Items from a dataset
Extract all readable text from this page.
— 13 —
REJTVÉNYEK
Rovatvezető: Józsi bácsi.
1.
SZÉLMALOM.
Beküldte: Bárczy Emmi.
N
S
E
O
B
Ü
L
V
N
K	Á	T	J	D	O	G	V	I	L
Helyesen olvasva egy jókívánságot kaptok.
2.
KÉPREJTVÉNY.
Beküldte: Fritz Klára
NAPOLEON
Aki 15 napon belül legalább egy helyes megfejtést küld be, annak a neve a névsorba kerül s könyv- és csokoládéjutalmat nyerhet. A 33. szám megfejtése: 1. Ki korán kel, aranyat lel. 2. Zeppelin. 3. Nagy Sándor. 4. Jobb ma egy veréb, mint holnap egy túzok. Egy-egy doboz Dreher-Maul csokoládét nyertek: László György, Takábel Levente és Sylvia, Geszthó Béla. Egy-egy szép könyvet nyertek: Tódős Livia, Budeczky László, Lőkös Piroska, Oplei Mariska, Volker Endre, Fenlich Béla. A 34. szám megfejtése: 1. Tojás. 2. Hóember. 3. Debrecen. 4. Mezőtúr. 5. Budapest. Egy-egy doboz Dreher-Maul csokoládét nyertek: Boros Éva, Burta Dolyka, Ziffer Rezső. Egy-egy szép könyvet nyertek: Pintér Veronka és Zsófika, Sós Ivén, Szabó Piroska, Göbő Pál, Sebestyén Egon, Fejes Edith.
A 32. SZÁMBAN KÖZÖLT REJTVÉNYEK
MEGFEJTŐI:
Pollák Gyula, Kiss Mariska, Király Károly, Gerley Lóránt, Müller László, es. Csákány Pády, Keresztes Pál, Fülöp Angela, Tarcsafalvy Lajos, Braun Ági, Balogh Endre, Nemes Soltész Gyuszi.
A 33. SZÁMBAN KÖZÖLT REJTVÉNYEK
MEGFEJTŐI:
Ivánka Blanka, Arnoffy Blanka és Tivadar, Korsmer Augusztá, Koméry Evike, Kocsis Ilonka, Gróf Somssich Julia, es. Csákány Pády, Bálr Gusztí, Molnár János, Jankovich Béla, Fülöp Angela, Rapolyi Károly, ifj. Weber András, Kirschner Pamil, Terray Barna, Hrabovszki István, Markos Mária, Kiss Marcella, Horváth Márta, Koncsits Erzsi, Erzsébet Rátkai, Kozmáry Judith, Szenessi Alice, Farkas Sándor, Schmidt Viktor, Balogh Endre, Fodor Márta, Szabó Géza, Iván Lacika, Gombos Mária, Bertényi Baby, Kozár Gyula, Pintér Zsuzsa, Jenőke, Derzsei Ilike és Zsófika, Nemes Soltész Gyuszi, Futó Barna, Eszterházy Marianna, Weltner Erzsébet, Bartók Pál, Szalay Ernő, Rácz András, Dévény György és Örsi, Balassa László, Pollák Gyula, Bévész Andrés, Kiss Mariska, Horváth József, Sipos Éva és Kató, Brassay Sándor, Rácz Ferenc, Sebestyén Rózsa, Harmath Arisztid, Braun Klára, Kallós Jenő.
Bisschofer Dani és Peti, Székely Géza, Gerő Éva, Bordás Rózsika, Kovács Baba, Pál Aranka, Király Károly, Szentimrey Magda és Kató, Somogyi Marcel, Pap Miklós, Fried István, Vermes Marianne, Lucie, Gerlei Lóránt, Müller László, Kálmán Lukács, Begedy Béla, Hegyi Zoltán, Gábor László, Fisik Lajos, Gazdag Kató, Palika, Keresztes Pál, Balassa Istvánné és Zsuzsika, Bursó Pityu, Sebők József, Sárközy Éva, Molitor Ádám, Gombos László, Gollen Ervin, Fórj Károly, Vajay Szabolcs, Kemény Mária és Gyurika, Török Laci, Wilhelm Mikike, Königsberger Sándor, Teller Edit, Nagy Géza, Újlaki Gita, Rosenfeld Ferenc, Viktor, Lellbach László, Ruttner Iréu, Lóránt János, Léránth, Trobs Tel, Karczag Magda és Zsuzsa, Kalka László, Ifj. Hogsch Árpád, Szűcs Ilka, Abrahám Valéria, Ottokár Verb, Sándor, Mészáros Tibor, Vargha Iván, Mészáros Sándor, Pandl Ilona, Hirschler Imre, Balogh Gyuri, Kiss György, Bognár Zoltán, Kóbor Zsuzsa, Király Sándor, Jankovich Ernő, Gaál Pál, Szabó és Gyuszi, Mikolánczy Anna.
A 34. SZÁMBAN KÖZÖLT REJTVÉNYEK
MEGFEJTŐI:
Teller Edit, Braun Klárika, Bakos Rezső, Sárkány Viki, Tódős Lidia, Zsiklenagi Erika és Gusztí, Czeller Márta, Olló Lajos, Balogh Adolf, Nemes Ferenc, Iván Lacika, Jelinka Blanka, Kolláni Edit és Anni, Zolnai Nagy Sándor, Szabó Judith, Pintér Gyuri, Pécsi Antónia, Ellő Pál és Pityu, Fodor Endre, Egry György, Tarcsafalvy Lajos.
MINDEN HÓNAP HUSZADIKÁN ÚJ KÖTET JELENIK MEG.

Problem details: All lines holding the word "REJTVÉNYEK" must be copied from the data.

Answer box:
REJTVÉNYEK
A 32. SZÁMBAN KÖZÖLT REJTVÉNYEK
A 33. SZÁMBAN KÖZÖLT REJTVÉNYEK
A 34. SZÁMBAN KÖZÖLT REJTVÉNYEK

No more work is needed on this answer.